| Dataset items |
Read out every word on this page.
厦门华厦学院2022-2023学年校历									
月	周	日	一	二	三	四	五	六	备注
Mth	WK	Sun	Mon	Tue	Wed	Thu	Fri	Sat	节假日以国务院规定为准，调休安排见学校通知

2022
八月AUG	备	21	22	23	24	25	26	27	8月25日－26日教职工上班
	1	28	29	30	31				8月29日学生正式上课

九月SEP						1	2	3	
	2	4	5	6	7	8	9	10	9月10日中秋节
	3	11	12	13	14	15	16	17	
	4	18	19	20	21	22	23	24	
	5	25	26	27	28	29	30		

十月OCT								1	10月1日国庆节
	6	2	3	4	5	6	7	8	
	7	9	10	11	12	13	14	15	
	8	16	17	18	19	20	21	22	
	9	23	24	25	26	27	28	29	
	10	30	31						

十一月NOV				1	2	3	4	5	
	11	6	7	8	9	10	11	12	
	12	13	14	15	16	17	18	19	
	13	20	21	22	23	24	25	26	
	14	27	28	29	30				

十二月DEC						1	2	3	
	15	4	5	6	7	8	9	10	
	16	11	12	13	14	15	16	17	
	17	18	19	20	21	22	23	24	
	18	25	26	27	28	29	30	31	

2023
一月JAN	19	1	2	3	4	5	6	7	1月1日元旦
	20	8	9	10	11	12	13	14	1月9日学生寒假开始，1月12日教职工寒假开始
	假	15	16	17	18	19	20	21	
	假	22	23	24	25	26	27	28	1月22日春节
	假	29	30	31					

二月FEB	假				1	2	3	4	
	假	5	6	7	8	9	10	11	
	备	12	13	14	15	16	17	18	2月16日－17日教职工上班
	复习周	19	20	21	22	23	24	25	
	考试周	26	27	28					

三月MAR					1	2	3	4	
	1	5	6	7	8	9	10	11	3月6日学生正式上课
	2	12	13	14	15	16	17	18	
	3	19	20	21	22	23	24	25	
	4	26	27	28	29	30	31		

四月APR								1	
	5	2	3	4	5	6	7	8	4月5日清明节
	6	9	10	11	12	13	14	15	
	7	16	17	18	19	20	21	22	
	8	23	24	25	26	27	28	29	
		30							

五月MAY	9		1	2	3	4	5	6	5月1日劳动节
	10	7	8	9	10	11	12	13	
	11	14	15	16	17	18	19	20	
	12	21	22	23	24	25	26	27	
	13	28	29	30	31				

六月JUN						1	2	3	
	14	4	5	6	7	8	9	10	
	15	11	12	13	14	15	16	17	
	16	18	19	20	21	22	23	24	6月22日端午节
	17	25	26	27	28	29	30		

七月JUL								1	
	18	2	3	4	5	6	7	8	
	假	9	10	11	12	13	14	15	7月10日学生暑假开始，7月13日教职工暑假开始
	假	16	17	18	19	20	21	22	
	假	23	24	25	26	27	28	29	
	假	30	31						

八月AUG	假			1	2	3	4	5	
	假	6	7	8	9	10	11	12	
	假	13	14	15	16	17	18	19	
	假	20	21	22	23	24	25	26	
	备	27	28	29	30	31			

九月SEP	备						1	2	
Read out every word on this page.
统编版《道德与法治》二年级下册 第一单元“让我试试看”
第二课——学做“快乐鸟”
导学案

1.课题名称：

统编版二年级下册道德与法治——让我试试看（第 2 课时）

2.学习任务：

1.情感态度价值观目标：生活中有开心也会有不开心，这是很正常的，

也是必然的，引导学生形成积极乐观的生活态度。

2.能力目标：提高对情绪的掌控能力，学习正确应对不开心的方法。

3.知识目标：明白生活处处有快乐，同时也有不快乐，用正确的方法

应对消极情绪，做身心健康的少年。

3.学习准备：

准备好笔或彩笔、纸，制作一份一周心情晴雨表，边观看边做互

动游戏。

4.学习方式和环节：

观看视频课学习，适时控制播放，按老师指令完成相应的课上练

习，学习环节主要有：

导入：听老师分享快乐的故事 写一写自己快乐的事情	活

---

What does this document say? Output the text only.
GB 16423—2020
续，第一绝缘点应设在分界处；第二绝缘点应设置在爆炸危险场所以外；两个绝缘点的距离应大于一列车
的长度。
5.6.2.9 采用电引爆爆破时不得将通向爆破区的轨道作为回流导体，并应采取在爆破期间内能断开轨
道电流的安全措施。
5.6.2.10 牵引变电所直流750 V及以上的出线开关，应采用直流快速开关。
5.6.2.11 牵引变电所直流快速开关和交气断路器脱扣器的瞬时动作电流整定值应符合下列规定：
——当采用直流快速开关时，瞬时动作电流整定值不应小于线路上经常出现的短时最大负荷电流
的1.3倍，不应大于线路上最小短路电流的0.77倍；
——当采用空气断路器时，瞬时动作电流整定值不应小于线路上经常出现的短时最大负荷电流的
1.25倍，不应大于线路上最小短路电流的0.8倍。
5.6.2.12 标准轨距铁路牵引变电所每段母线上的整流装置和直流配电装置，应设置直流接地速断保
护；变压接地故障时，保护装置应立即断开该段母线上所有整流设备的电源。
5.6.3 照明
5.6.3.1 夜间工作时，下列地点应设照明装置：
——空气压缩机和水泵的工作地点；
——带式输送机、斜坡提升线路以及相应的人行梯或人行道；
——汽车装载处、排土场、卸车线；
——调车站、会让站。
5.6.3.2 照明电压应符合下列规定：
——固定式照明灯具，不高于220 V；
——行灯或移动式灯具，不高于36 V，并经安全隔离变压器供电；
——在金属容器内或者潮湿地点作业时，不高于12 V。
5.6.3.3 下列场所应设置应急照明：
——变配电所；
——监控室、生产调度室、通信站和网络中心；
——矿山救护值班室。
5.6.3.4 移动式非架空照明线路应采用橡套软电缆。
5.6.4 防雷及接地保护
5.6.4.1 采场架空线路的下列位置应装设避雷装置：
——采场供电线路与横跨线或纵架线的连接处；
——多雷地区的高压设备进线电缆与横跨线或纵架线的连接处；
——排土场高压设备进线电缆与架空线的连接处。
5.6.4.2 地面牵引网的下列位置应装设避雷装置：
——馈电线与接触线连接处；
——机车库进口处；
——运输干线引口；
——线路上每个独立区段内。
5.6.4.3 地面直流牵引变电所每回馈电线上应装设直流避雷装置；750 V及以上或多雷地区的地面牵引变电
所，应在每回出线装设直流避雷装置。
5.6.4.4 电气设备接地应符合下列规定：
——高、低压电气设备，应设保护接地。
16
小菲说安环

| Exercise prompt |
Using the listing above, pull out all lines that hold the word "让我试试看".

| Correct response |
统编版《道德与法治》二年级下册 第一单元“让我试试看”
统编版二年级下册道德与法治——让我试试看（第 2 课时）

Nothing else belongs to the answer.